━━━━━ Material for this task ━━━━━

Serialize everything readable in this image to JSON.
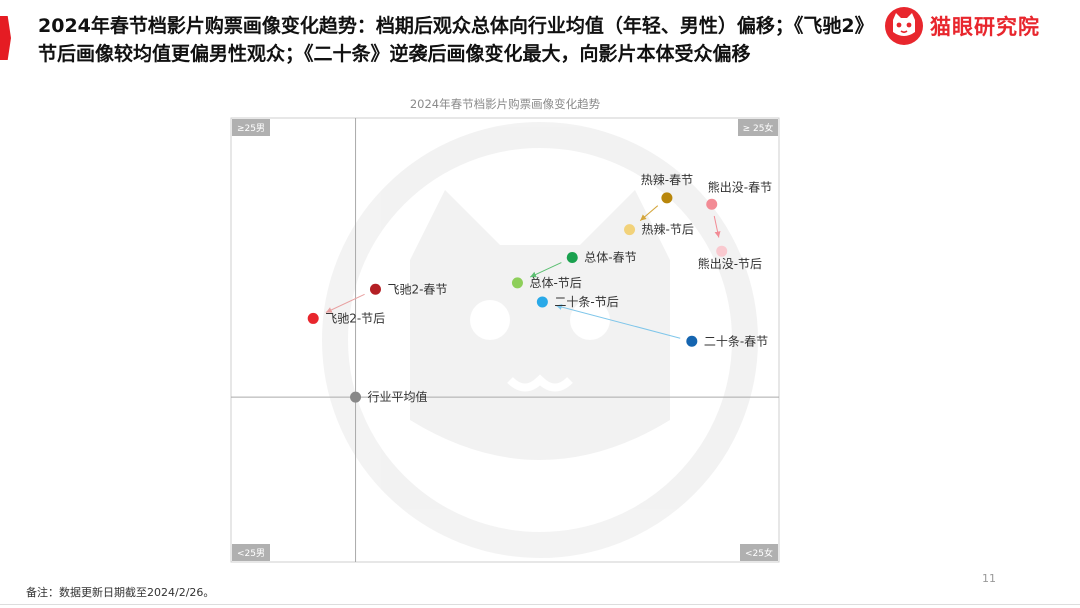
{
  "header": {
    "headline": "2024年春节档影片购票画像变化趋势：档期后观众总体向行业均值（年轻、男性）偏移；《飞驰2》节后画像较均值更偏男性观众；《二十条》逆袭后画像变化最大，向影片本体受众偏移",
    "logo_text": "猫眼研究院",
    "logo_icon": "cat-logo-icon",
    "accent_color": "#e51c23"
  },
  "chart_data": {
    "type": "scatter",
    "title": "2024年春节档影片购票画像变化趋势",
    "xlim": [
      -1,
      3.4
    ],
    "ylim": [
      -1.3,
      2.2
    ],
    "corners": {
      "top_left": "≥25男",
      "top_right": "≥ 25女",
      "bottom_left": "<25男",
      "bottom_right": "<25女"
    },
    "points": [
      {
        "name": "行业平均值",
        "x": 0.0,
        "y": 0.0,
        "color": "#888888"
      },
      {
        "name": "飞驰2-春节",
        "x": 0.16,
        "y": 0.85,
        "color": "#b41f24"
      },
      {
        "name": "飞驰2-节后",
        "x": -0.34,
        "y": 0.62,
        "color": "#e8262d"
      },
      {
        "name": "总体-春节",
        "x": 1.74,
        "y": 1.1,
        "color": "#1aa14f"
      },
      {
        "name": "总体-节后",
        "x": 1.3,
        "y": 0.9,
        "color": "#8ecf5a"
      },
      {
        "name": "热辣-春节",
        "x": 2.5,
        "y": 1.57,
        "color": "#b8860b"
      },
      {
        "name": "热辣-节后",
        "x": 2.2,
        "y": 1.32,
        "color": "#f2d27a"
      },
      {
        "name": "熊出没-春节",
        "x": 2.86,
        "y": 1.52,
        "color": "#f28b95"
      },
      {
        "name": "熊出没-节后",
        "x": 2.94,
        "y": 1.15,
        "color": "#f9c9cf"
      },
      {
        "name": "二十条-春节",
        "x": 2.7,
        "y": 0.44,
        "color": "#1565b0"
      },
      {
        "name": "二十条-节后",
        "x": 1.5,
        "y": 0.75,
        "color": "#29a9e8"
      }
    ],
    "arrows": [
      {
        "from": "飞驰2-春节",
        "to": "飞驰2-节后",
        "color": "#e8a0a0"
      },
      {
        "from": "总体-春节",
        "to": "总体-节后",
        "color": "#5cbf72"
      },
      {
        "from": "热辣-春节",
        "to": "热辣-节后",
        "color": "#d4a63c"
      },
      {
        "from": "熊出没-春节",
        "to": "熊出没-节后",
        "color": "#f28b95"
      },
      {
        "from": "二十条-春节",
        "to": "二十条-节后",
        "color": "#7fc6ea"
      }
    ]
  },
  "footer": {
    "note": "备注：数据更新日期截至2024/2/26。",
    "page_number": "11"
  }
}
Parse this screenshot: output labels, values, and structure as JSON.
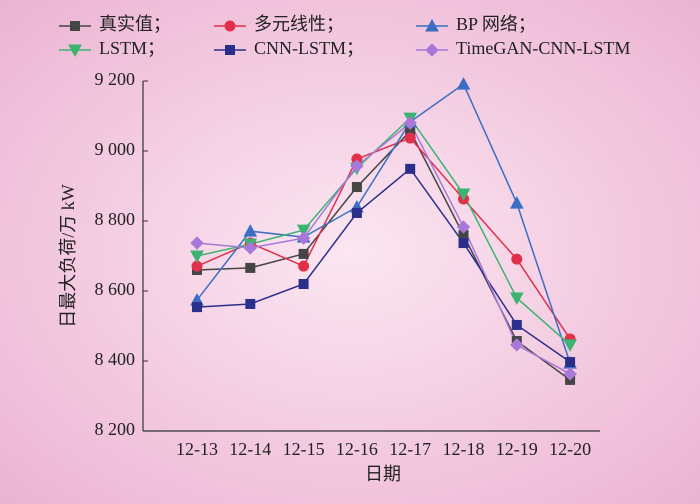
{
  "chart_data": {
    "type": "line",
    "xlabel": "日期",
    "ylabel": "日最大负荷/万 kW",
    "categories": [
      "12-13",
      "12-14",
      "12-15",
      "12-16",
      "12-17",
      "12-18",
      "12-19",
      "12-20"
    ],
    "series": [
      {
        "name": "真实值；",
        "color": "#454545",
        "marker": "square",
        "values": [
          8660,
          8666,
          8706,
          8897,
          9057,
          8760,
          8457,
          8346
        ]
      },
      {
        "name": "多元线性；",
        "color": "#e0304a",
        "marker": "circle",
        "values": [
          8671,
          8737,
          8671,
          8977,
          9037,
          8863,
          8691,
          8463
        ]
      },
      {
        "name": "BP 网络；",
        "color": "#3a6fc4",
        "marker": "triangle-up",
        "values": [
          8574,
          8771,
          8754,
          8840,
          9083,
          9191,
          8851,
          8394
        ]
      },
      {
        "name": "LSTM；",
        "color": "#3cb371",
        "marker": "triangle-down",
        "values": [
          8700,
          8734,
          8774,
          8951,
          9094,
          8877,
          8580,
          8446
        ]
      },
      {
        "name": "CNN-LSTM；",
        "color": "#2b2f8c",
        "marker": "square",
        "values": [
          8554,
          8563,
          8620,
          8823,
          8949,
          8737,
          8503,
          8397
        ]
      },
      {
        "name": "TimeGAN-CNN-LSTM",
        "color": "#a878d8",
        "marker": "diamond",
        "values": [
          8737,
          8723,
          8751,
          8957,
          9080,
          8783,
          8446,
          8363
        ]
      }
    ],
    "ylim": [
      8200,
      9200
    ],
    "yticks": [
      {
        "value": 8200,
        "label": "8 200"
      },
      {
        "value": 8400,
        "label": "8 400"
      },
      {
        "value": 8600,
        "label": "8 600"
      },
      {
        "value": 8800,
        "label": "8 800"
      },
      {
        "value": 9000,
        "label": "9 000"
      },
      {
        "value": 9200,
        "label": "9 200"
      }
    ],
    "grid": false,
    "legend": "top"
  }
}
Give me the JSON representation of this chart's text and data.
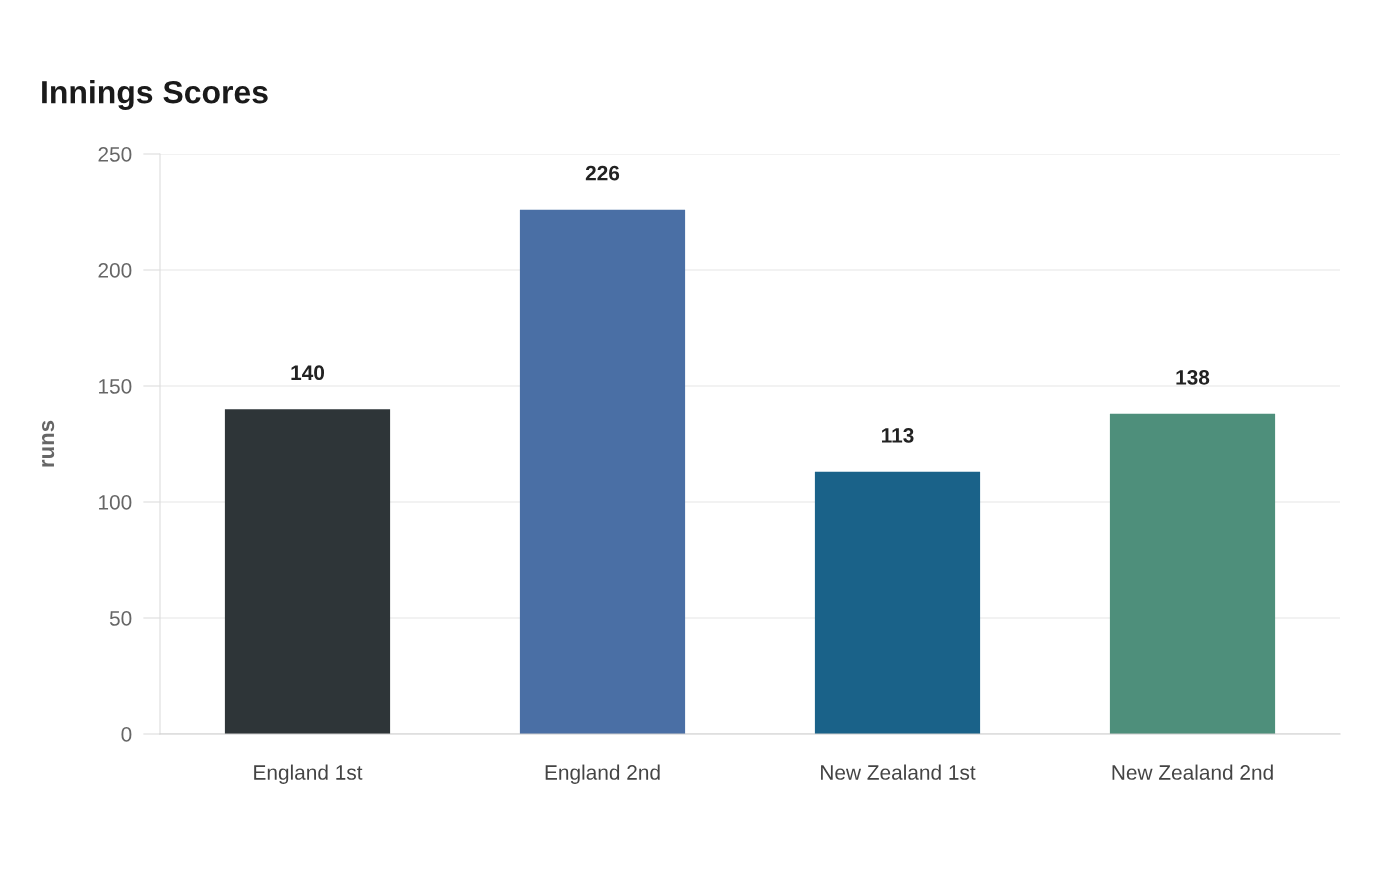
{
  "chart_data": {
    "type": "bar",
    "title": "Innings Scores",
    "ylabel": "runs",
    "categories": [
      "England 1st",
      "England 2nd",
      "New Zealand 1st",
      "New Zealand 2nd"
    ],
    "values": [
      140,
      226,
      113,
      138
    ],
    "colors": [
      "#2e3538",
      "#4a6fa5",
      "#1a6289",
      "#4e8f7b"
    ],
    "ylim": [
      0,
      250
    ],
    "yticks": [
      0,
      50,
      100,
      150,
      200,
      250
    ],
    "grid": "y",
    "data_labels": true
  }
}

━━━━━

» What is being asked
Take the listing above and restate it word for word, without its pictures.

» Result
Serialize everything readable in this image to JSON.
{
  "header": {
    "headline": "2024年春节档影片购票画像变化趋势：档期后观众总体向行业均值（年轻、男性）偏移；《飞驰2》节后画像较均值更偏男性观众；《二十条》逆袭后画像变化最大，向影片本体受众偏移",
    "logo_text": "猫眼研究院",
    "logo_icon": "cat-logo-icon",
    "accent_color": "#e51c23"
  },
  "chart_data": {
    "type": "scatter",
    "title": "2024年春节档影片购票画像变化趋势",
    "xlim": [
      -1,
      3.4
    ],
    "ylim": [
      -1.3,
      2.2
    ],
    "corners": {
      "top_left": "≥25男",
      "top_right": "≥ 25女",
      "bottom_left": "<25男",
      "bottom_right": "<25女"
    },
    "points": [
      {
        "name": "行业平均值",
        "x": 0.0,
        "y": 0.0,
        "color": "#888888"
      },
      {
        "name": "飞驰2-春节",
        "x": 0.16,
        "y": 0.85,
        "color": "#b41f24"
      },
      {
        "name": "飞驰2-节后",
        "x": -0.34,
        "y": 0.62,
        "color": "#e8262d"
      },
      {
        "name": "总体-春节",
        "x": 1.74,
        "y": 1.1,
        "color": "#1aa14f"
      },
      {
        "name": "总体-节后",
        "x": 1.3,
        "y": 0.9,
        "color": "#8ecf5a"
      },
      {
        "name": "热辣-春节",
        "x": 2.5,
        "y": 1.57,
        "color": "#b8860b"
      },
      {
        "name": "热辣-节后",
        "x": 2.2,
        "y": 1.32,
        "color": "#f2d27a"
      },
      {
        "name": "熊出没-春节",
        "x": 2.86,
        "y": 1.52,
        "color": "#f28b95"
      },
      {
        "name": "熊出没-节后",
        "x": 2.94,
        "y": 1.15,
        "color": "#f9c9cf"
      },
      {
        "name": "二十条-春节",
        "x": 2.7,
        "y": 0.44,
        "color": "#1565b0"
      },
      {
        "name": "二十条-节后",
        "x": 1.5,
        "y": 0.75,
        "color": "#29a9e8"
      }
    ],
    "arrows": [
      {
        "from": "飞驰2-春节",
        "to": "飞驰2-节后",
        "color": "#e8a0a0"
      },
      {
        "from": "总体-春节",
        "to": "总体-节后",
        "color": "#5cbf72"
      },
      {
        "from": "热辣-春节",
        "to": "热辣-节后",
        "color": "#d4a63c"
      },
      {
        "from": "熊出没-春节",
        "to": "熊出没-节后",
        "color": "#f28b95"
      },
      {
        "from": "二十条-春节",
        "to": "二十条-节后",
        "color": "#7fc6ea"
      }
    ]
  },
  "footer": {
    "note": "备注：数据更新日期截至2024/2/26。",
    "page_number": "11"
  }
}
Parse this screenshot: output labels, values, and structure as JSON.
{
  "chart_data": {
    "type": "line",
    "xlabel": "日期",
    "ylabel": "日最大负荷/万 kW",
    "categories": [
      "12-13",
      "12-14",
      "12-15",
      "12-16",
      "12-17",
      "12-18",
      "12-19",
      "12-20"
    ],
    "series": [
      {
        "name": "真实值；",
        "color": "#454545",
        "marker": "square",
        "values": [
          8660,
          8666,
          8706,
          8897,
          9057,
          8760,
          8457,
          8346
        ]
      },
      {
        "name": "多元线性；",
        "color": "#e0304a",
        "marker": "circle",
        "values": [
          8671,
          8737,
          8671,
          8977,
          9037,
          8863,
          8691,
          8463
        ]
      },
      {
        "name": "BP 网络；",
        "color": "#3a6fc4",
        "marker": "triangle-up",
        "values": [
          8574,
          8771,
          8754,
          8840,
          9083,
          9191,
          8851,
          8394
        ]
      },
      {
        "name": "LSTM；",
        "color": "#3cb371",
        "marker": "triangle-down",
        "values": [
          8700,
          8734,
          8774,
          8951,
          9094,
          8877,
          8580,
          8446
        ]
      },
      {
        "name": "CNN-LSTM；",
        "color": "#2b2f8c",
        "marker": "square",
        "values": [
          8554,
          8563,
          8620,
          8823,
          8949,
          8737,
          8503,
          8397
        ]
      },
      {
        "name": "TimeGAN-CNN-LSTM",
        "color": "#a878d8",
        "marker": "diamond",
        "values": [
          8737,
          8723,
          8751,
          8957,
          9080,
          8783,
          8446,
          8363
        ]
      }
    ],
    "ylim": [
      8200,
      9200
    ],
    "yticks": [
      {
        "value": 8200,
        "label": "8 200"
      },
      {
        "value": 8400,
        "label": "8 400"
      },
      {
        "value": 8600,
        "label": "8 600"
      },
      {
        "value": 8800,
        "label": "8 800"
      },
      {
        "value": 9000,
        "label": "9 000"
      },
      {
        "value": 9200,
        "label": "9 200"
      }
    ],
    "grid": false,
    "legend": "top"
  }
}
Give me the JSON representation of this chart's text and data.
{
  "chart_data": {
    "type": "bar",
    "title": "Innings Scores",
    "ylabel": "runs",
    "categories": [
      "England 1st",
      "England 2nd",
      "New Zealand 1st",
      "New Zealand 2nd"
    ],
    "values": [
      140,
      226,
      113,
      138
    ],
    "colors": [
      "#2e3538",
      "#4a6fa5",
      "#1a6289",
      "#4e8f7b"
    ],
    "ylim": [
      0,
      250
    ],
    "yticks": [
      0,
      50,
      100,
      150,
      200,
      250
    ],
    "grid": "y",
    "data_labels": true
  }
}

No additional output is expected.